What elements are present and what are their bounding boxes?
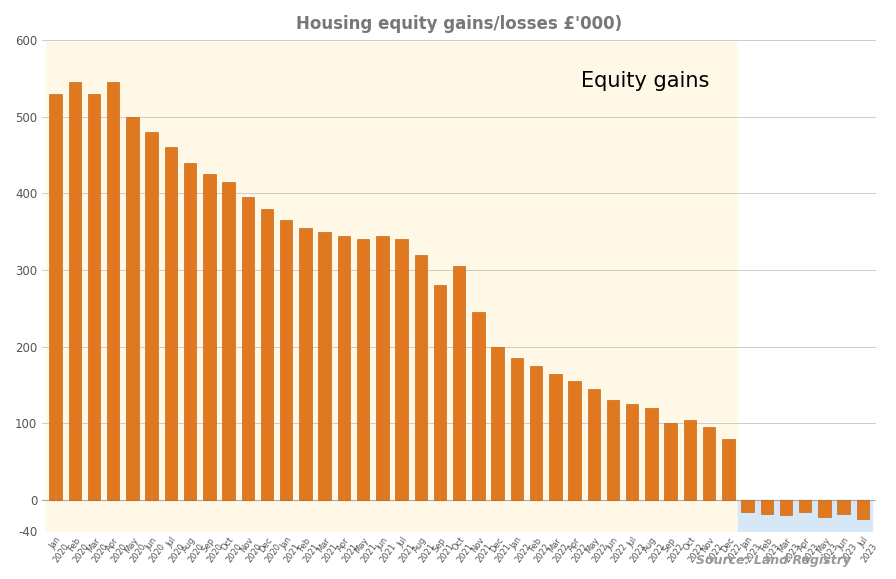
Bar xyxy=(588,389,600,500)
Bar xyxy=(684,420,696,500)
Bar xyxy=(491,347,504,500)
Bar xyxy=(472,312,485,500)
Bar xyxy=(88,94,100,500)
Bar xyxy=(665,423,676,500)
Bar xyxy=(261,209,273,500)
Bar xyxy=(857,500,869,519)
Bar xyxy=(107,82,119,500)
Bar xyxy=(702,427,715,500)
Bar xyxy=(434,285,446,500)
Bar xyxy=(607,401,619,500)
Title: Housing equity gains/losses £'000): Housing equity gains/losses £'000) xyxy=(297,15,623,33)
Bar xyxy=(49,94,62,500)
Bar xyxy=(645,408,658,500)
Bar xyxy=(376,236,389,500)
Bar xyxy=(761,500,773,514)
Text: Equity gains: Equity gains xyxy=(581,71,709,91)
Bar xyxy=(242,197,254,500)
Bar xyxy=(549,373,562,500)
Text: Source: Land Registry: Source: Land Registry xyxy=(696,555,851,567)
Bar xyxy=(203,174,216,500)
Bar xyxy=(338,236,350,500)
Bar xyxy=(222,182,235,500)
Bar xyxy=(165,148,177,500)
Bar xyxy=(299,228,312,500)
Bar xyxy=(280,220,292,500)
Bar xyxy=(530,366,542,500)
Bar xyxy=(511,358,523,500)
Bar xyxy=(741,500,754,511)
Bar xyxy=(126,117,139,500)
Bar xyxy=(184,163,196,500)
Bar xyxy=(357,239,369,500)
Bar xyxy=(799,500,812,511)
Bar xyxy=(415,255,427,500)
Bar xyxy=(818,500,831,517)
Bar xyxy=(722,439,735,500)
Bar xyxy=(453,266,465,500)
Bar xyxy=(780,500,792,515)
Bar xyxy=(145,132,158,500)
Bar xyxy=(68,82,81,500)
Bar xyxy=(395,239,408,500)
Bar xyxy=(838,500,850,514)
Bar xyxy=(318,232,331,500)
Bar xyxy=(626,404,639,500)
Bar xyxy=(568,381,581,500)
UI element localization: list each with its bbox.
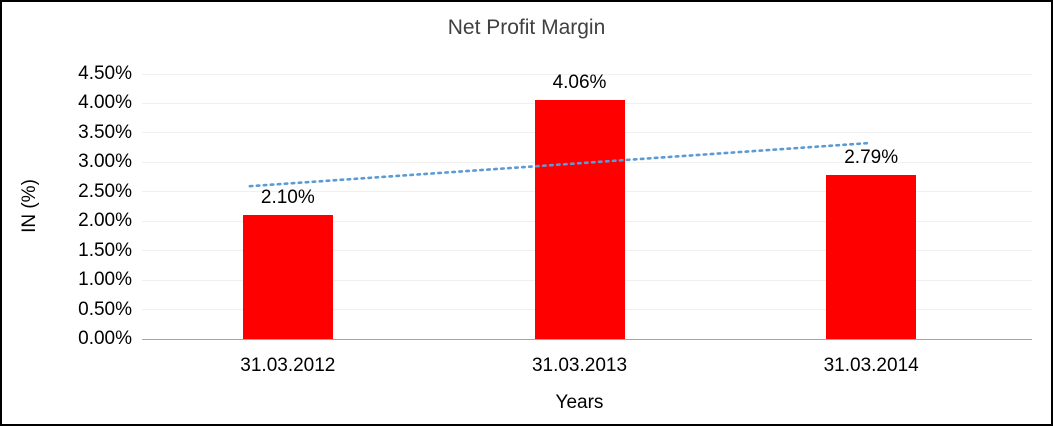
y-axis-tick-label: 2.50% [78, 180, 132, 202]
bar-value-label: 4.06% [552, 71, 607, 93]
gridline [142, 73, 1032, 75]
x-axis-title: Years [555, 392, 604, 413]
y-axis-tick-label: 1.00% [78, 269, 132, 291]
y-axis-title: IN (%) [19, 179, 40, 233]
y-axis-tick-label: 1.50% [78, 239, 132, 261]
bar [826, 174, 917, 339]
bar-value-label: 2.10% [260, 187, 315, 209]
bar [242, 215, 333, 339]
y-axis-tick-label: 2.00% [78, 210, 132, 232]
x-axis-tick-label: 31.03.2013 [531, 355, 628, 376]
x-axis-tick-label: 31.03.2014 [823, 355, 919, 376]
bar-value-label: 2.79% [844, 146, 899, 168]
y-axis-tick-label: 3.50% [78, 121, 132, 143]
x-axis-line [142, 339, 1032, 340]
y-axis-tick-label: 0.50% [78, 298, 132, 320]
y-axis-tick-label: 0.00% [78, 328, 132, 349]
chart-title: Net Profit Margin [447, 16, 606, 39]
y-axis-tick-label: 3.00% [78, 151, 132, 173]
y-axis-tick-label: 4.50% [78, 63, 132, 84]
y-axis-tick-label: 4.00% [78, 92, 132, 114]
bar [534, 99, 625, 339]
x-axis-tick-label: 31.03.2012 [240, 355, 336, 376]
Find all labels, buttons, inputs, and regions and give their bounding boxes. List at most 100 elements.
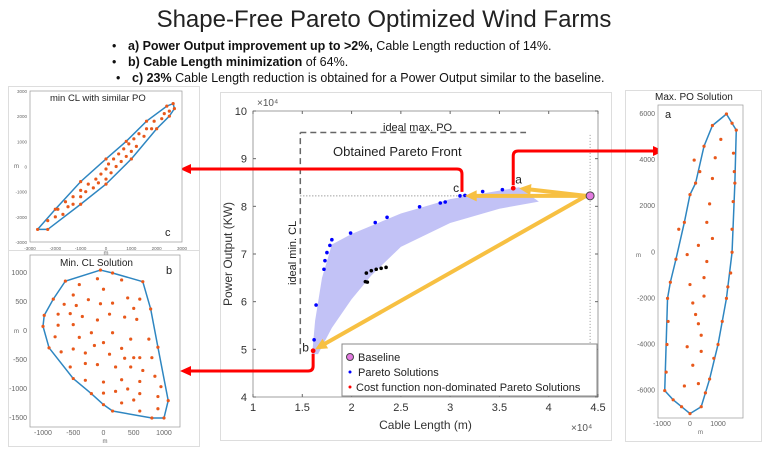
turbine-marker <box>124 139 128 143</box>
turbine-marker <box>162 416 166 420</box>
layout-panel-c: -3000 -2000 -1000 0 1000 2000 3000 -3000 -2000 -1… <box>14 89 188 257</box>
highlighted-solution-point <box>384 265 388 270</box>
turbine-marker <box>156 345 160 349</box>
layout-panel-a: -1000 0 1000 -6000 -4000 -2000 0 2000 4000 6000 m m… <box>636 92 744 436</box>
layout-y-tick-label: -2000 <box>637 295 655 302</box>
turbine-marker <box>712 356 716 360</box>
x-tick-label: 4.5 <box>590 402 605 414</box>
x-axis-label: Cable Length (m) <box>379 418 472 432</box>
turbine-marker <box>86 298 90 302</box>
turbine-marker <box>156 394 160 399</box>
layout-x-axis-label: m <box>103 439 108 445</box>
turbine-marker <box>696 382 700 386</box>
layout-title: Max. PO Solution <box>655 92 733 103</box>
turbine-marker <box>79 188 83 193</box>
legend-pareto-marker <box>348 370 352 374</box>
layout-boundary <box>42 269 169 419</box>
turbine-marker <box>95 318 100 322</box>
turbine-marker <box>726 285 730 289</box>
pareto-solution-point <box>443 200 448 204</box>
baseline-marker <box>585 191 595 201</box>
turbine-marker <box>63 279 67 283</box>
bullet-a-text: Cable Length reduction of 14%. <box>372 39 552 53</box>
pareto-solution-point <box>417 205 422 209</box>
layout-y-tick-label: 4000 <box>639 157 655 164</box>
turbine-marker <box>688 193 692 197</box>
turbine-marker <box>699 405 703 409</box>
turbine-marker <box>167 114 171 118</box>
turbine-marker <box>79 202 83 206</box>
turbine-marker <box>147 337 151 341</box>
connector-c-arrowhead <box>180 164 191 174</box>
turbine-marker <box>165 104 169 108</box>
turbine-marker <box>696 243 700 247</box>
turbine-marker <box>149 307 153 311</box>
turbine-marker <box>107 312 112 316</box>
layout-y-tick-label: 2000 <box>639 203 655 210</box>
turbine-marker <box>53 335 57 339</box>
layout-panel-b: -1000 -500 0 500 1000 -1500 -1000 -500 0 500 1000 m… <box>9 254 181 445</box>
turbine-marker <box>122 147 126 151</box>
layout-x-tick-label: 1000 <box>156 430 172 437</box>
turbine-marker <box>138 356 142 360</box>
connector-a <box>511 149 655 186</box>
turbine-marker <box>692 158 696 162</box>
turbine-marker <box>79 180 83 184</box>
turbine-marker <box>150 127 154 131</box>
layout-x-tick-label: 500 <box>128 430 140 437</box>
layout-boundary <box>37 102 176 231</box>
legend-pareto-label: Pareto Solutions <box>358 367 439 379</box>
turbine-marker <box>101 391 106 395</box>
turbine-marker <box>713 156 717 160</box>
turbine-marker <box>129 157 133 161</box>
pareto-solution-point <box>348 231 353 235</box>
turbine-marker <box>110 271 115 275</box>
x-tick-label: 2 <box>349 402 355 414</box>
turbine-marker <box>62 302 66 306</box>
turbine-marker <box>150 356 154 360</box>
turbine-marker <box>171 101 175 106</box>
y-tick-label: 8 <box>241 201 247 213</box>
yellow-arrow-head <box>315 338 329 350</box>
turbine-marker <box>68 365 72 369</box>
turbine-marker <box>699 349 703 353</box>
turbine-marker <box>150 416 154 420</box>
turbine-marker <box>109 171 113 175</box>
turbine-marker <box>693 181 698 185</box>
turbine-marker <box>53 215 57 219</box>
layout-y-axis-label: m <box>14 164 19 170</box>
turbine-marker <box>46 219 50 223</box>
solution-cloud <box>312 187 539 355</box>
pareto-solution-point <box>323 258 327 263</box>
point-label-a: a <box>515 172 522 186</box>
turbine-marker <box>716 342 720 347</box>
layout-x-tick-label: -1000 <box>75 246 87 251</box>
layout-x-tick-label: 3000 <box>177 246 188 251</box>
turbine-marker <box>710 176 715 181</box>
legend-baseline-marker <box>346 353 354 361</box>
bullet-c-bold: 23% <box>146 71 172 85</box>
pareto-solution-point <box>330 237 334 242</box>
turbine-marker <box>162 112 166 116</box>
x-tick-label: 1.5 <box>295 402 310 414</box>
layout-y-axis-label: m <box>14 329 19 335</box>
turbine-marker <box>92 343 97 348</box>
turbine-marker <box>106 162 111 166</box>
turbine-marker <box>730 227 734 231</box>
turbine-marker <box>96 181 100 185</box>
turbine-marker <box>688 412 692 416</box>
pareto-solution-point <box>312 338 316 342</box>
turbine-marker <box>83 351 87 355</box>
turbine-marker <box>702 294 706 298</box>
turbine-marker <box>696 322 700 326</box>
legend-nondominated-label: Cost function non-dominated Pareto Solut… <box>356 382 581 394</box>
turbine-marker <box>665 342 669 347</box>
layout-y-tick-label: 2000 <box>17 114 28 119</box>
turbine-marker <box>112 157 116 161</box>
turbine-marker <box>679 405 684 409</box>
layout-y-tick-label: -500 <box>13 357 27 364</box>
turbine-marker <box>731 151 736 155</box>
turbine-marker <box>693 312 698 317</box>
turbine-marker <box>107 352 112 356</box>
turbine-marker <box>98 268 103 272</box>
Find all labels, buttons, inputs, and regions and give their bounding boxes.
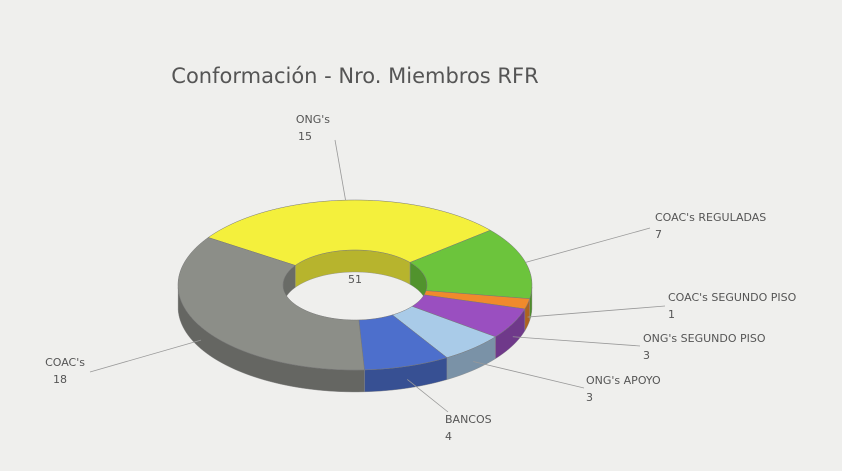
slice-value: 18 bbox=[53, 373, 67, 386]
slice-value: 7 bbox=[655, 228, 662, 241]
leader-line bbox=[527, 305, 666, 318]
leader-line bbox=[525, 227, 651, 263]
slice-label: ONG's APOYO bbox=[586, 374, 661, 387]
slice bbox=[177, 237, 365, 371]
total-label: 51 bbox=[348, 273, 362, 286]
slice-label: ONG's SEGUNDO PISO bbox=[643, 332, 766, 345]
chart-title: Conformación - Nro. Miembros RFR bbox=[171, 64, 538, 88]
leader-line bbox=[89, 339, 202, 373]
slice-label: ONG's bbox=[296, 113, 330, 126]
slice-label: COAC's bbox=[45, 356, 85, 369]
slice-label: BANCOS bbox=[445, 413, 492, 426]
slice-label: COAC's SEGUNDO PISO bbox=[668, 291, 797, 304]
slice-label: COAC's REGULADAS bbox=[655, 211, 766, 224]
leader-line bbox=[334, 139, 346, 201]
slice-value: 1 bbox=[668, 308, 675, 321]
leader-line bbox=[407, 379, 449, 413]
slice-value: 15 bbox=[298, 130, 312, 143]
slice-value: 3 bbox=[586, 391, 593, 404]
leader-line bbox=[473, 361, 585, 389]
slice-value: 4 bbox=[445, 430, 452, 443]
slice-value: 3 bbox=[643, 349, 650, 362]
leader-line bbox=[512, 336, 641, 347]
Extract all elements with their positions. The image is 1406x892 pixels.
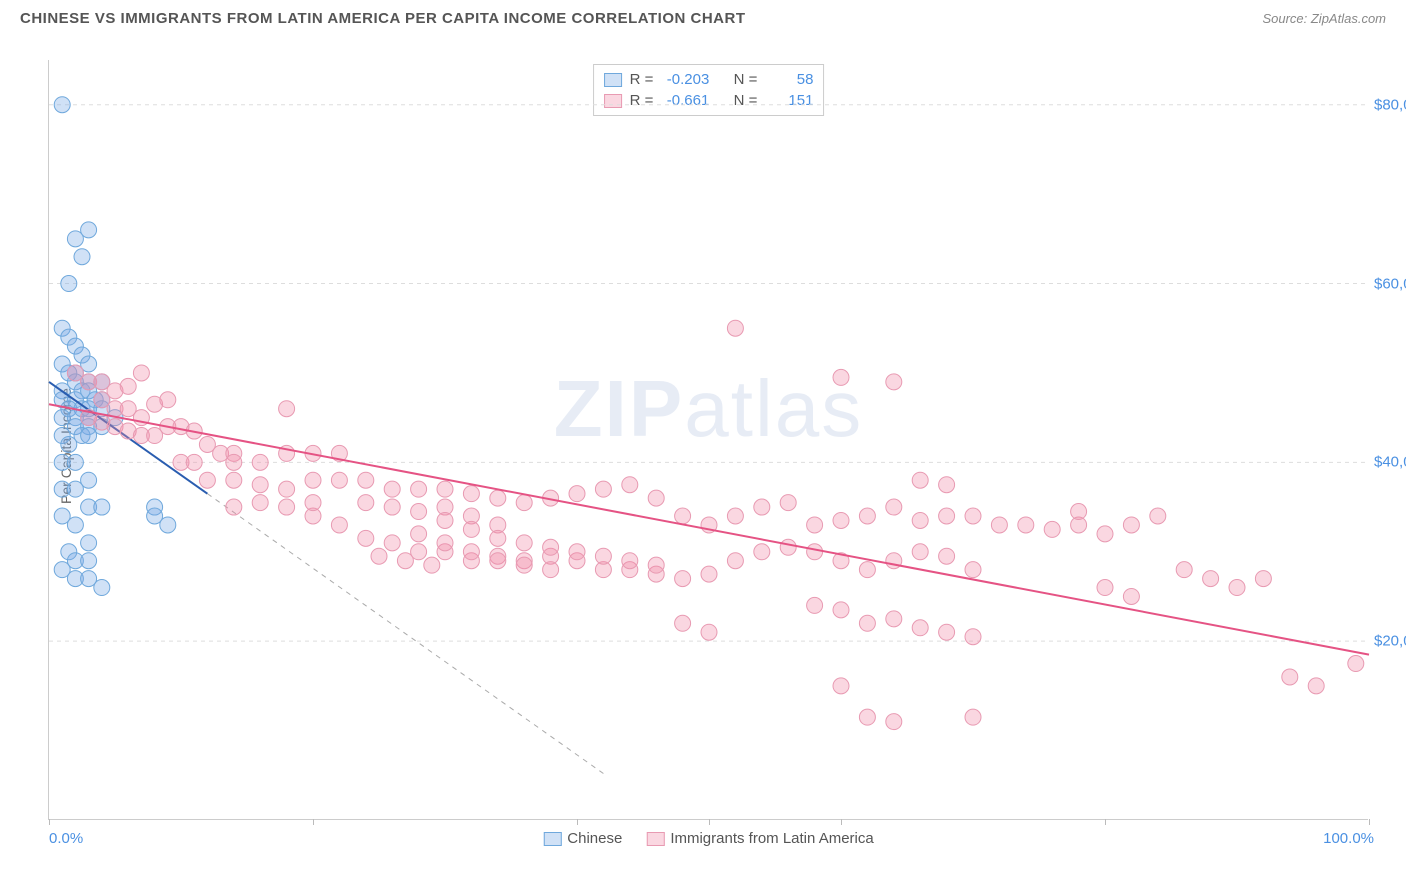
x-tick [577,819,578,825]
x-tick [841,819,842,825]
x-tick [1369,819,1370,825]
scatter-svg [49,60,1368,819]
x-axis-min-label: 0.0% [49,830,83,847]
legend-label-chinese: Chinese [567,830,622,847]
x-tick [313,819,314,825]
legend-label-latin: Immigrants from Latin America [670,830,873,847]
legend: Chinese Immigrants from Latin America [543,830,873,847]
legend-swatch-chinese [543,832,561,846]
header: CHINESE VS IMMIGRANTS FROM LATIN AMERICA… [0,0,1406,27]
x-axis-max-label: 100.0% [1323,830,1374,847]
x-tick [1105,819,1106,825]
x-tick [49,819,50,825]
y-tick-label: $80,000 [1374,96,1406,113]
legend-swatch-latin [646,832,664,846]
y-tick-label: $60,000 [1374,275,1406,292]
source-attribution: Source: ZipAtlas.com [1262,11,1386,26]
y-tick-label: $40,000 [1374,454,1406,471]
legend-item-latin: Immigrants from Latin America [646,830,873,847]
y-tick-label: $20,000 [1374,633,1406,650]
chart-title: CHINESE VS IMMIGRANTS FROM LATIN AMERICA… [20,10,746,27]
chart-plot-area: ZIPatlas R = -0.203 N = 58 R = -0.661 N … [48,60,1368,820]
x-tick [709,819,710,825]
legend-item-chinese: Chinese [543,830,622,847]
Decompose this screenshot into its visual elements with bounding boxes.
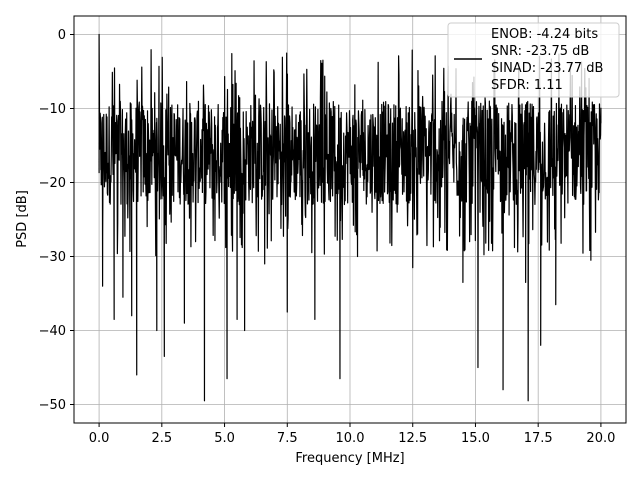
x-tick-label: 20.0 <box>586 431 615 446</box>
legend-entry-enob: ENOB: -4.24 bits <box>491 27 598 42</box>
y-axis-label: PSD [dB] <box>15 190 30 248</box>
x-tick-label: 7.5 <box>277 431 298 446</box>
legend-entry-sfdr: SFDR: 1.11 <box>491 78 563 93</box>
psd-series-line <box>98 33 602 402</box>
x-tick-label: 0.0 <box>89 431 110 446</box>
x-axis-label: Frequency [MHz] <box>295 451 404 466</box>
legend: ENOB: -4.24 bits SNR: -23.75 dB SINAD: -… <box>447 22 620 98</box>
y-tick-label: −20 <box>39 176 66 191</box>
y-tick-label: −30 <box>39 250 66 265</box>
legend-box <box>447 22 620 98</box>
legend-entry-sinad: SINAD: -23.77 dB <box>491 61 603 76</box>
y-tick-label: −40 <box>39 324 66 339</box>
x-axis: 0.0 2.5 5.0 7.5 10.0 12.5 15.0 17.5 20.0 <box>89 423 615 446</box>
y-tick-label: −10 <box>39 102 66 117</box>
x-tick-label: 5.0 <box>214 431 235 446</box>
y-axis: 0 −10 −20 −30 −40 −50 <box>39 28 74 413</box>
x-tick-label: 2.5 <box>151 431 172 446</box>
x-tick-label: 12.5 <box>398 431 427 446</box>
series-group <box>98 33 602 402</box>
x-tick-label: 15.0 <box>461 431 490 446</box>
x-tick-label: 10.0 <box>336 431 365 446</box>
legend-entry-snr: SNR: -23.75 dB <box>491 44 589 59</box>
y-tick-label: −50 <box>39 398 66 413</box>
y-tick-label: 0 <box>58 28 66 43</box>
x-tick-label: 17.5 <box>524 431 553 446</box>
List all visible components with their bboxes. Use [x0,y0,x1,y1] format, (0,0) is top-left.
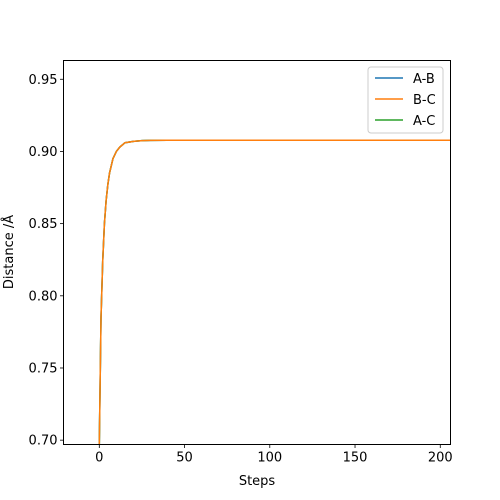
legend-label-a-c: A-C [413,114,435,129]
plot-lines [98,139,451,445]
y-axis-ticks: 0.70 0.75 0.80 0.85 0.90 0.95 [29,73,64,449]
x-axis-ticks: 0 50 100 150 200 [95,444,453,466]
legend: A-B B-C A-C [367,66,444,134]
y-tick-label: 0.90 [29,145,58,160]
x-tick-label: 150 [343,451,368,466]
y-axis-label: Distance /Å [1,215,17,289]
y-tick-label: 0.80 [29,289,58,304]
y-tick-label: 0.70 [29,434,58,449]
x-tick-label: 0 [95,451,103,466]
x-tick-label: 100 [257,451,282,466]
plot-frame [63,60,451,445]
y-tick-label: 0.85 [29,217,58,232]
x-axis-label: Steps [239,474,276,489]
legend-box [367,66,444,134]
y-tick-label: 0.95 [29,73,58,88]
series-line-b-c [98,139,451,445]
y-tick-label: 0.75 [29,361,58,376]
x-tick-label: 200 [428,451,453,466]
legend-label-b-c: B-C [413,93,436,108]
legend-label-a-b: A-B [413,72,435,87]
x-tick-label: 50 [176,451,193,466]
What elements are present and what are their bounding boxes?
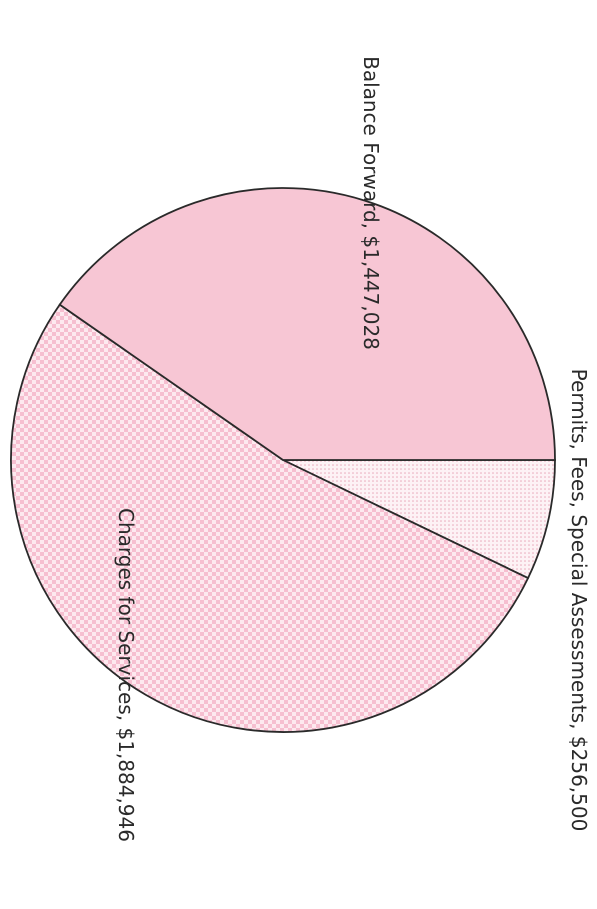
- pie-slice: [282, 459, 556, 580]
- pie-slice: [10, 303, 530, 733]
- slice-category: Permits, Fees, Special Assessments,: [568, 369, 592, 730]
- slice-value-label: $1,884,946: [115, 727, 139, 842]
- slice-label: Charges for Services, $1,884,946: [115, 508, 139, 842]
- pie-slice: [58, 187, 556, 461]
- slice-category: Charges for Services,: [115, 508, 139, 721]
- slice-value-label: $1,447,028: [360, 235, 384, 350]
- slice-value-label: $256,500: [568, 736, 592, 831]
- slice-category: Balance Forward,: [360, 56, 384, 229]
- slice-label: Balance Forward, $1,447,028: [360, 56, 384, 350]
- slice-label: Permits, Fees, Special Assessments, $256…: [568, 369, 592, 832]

Your objective:
Pull out every row above that contains the word "category", treating uppercase and lowercase letters as different.

Solution for this exercise:
- slice-category: Permits, Fees, Special Assessments,: [568, 369, 592, 730]
- slice-category: Charges for Services,: [115, 508, 139, 721]
- slice-category: Balance Forward,: [360, 56, 384, 229]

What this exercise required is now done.